--- SHORT PROBLEM ---
No images are to be carried over; print all other material exactly as it stands.

+++ SUPPLIED ENTRIES

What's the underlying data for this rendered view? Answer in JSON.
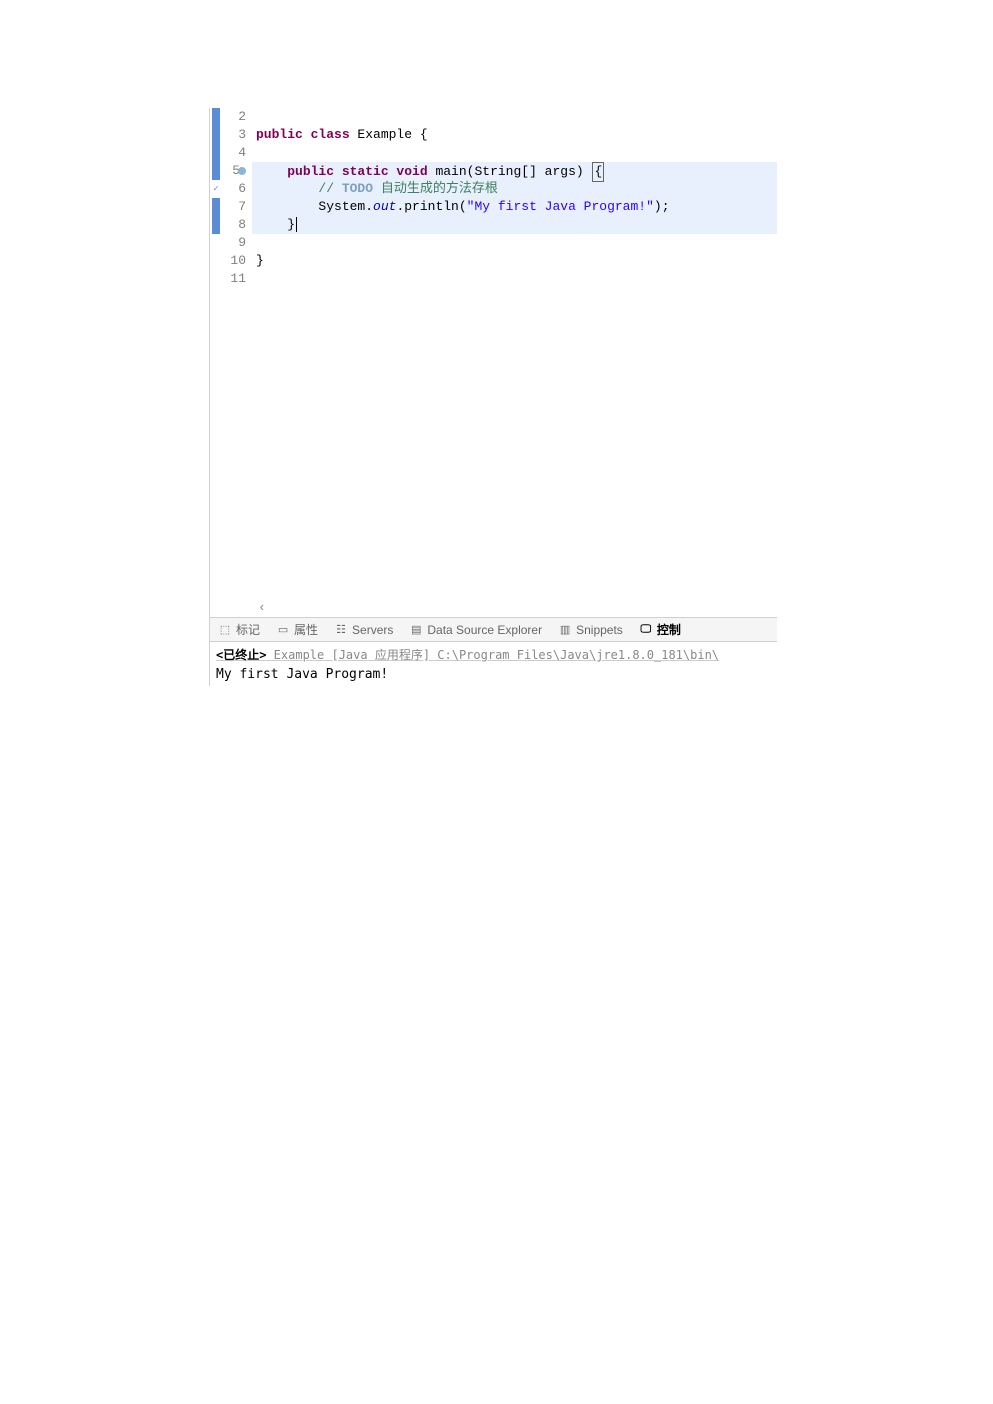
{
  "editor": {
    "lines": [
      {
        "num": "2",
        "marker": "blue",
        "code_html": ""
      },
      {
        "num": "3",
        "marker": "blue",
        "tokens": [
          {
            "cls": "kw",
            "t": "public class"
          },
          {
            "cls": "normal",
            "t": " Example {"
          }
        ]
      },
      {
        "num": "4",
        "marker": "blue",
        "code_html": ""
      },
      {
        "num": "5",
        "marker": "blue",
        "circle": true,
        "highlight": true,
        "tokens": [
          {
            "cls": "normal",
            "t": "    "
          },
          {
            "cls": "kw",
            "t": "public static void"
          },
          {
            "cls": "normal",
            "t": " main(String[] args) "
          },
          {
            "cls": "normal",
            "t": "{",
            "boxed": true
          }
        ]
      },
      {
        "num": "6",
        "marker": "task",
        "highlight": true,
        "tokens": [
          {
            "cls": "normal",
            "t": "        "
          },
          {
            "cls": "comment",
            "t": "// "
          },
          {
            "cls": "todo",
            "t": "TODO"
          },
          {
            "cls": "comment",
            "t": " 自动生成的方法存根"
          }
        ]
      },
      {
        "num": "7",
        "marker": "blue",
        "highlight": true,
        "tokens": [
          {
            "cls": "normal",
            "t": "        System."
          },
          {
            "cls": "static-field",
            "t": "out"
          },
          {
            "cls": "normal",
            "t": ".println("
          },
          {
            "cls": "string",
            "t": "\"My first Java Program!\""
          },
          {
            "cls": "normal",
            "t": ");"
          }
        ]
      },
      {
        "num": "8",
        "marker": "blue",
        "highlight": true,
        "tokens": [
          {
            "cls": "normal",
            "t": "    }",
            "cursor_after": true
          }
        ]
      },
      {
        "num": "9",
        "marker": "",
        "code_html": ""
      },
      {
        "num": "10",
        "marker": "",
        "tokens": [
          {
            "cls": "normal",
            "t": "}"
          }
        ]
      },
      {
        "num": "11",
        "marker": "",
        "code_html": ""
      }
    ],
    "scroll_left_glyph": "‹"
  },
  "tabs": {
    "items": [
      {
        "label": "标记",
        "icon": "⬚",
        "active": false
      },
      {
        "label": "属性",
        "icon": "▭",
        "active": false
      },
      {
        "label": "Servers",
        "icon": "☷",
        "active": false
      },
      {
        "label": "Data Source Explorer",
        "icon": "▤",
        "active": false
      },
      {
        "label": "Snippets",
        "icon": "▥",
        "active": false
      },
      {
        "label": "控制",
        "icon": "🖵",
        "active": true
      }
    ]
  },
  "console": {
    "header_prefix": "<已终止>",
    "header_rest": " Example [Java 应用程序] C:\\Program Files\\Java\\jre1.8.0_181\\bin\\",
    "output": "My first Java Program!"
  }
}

++++++

--- OUTPUT BELOW ---
What's the underlying data for this rendered view? Answer in JSON.
{
  "editor": {
    "lines": [
      {
        "num": "2",
        "marker": "blue",
        "code_html": ""
      },
      {
        "num": "3",
        "marker": "blue",
        "tokens": [
          {
            "cls": "kw",
            "t": "public class"
          },
          {
            "cls": "normal",
            "t": " Example {"
          }
        ]
      },
      {
        "num": "4",
        "marker": "blue",
        "code_html": ""
      },
      {
        "num": "5",
        "marker": "blue",
        "circle": true,
        "highlight": true,
        "tokens": [
          {
            "cls": "normal",
            "t": "    "
          },
          {
            "cls": "kw",
            "t": "public static void"
          },
          {
            "cls": "normal",
            "t": " main(String[] args) "
          },
          {
            "cls": "normal",
            "t": "{",
            "boxed": true
          }
        ]
      },
      {
        "num": "6",
        "marker": "task",
        "highlight": true,
        "tokens": [
          {
            "cls": "normal",
            "t": "        "
          },
          {
            "cls": "comment",
            "t": "// "
          },
          {
            "cls": "todo",
            "t": "TODO"
          },
          {
            "cls": "comment",
            "t": " 自动生成的方法存根"
          }
        ]
      },
      {
        "num": "7",
        "marker": "blue",
        "highlight": true,
        "tokens": [
          {
            "cls": "normal",
            "t": "        System."
          },
          {
            "cls": "static-field",
            "t": "out"
          },
          {
            "cls": "normal",
            "t": ".println("
          },
          {
            "cls": "string",
            "t": "\"My first Java Program!\""
          },
          {
            "cls": "normal",
            "t": ");"
          }
        ]
      },
      {
        "num": "8",
        "marker": "blue",
        "highlight": true,
        "tokens": [
          {
            "cls": "normal",
            "t": "    }",
            "cursor_after": true
          }
        ]
      },
      {
        "num": "9",
        "marker": "",
        "code_html": ""
      },
      {
        "num": "10",
        "marker": "",
        "tokens": [
          {
            "cls": "normal",
            "t": "}"
          }
        ]
      },
      {
        "num": "11",
        "marker": "",
        "code_html": ""
      }
    ],
    "scroll_left_glyph": "‹"
  },
  "tabs": {
    "items": [
      {
        "label": "标记",
        "icon": "⬚",
        "active": false
      },
      {
        "label": "属性",
        "icon": "▭",
        "active": false
      },
      {
        "label": "Servers",
        "icon": "☷",
        "active": false
      },
      {
        "label": "Data Source Explorer",
        "icon": "▤",
        "active": false
      },
      {
        "label": "Snippets",
        "icon": "▥",
        "active": false
      },
      {
        "label": "控制",
        "icon": "🖵",
        "active": true
      }
    ]
  },
  "console": {
    "header_prefix": "<已终止>",
    "header_rest": " Example [Java 应用程序] C:\\Program Files\\Java\\jre1.8.0_181\\bin\\",
    "output": "My first Java Program!"
  }
}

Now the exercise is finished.